**TASK DETAILS**.
Those lines of the records that contain "DSHS" are to be located and copied.

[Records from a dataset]
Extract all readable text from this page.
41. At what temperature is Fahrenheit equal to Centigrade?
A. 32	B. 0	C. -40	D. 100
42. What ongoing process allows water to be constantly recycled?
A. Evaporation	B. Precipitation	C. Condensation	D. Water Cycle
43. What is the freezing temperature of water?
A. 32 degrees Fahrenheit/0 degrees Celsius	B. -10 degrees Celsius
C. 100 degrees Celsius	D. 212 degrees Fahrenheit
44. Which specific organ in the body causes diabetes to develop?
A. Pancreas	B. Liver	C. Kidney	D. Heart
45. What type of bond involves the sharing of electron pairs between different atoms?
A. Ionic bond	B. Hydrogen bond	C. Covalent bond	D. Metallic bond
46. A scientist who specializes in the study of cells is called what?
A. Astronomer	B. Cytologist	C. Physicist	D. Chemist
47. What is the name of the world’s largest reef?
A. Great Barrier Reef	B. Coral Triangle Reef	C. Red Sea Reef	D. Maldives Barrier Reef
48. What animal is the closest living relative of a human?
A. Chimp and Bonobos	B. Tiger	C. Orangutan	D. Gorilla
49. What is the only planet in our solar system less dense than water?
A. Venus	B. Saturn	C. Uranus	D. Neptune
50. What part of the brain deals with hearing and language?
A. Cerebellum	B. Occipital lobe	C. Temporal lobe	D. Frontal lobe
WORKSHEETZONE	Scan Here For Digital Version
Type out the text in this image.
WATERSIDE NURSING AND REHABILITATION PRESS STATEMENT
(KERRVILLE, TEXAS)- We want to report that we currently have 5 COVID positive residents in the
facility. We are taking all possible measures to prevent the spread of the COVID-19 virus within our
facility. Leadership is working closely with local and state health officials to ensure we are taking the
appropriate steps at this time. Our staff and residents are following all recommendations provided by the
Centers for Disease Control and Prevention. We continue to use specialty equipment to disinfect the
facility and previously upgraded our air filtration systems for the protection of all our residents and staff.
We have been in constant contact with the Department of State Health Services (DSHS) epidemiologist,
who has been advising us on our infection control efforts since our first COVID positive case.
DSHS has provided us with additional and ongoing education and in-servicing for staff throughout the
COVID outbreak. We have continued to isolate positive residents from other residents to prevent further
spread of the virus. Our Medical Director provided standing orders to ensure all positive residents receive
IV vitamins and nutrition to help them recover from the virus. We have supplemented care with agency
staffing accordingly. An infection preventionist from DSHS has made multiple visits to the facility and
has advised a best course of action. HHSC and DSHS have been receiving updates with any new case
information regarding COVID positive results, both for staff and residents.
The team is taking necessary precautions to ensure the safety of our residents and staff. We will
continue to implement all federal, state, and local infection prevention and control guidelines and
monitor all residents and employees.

**ANSWER**.
We have been in constant contact with the Department of State Health Services (DSHS) epidemiologist,
DSHS has provided us with additional and ongoing education and in-servicing for staff throughout the
staffing accordingly. An infection preventionist from DSHS has made multiple visits to the facility and
has advised a best course of action. HHSC and DSHS have been receiving updates with any new case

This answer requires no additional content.